### Your instructions
Write out, exactly as they appear, only the lines running from the line with "Give me a plain-text" to the final line of the listing; include both.

====

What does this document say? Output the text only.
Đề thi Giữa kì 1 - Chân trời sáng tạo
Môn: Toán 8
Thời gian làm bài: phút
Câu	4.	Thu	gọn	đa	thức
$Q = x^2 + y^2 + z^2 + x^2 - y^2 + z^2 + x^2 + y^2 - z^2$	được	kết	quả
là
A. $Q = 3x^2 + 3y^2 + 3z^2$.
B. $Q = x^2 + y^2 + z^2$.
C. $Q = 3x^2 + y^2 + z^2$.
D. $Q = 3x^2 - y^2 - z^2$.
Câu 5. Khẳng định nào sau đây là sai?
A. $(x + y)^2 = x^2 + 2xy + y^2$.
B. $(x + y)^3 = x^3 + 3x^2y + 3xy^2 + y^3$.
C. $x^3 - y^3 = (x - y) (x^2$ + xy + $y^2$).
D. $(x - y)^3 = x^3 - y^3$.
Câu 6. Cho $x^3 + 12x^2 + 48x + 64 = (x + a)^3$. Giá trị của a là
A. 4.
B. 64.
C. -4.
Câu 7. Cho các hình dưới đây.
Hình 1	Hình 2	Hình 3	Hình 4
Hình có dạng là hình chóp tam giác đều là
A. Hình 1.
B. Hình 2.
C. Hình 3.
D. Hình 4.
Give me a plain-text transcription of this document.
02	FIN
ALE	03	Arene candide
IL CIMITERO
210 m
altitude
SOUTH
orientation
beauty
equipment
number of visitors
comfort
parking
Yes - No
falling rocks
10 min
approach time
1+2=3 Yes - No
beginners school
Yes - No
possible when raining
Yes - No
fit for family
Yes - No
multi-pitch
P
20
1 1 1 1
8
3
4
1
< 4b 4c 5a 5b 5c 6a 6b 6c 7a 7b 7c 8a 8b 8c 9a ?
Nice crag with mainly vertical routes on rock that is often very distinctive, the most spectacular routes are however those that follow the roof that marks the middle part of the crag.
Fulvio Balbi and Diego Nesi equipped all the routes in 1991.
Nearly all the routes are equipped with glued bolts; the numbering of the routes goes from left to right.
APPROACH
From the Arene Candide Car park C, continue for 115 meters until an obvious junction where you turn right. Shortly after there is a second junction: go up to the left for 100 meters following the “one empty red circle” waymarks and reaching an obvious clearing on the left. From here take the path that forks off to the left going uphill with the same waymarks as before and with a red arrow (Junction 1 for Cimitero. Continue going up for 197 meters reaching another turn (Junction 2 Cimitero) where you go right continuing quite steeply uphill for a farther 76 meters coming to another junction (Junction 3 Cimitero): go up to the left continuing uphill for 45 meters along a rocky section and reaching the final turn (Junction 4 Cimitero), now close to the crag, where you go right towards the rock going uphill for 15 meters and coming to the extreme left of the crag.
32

====

### Finished exercise
Give me a plain-text transcription of this document.
02	FIN
ALE	03	Arene candide
IL CIMITERO
210 m
altitude
SOUTH
orientation
beauty
equipment
number of visitors
comfort
parking
Yes - No
falling rocks
10 min
approach time
1+2=3 Yes - No
beginners school
Yes - No
possible when raining
Yes - No
fit for family
Yes - No
multi-pitch
P
20
1 1 1 1
8
3
4
1
< 4b 4c 5a 5b 5c 6a 6b 6c 7a 7b 7c 8a 8b 8c 9a ?
Nice crag with mainly vertical routes on rock that is often very distinctive, the most spectacular routes are however those that follow the roof that marks the middle part of the crag.
Fulvio Balbi and Diego Nesi equipped all the routes in 1991.
Nearly all the routes are equipped with glued bolts; the numbering of the routes goes from left to right.
APPROACH
From the Arene Candide Car park C, continue for 115 meters until an obvious junction where you turn right. Shortly after there is a second junction: go up to the left for 100 meters following the “one empty red circle” waymarks and reaching an obvious clearing on the left. From here take the path that forks off to the left going uphill with the same waymarks as before and with a red arrow (Junction 1 for Cimitero. Continue going up for 197 meters reaching another turn (Junction 2 Cimitero) where you go right continuing quite steeply uphill for a farther 76 meters coming to another junction (Junction 3 Cimitero): go up to the left continuing uphill for 45 meters along a rocky section and reaching the final turn (Junction 4 Cimitero), now close to the crag, where you go right towards the rock going uphill for 15 meters and coming to the extreme left of the crag.
32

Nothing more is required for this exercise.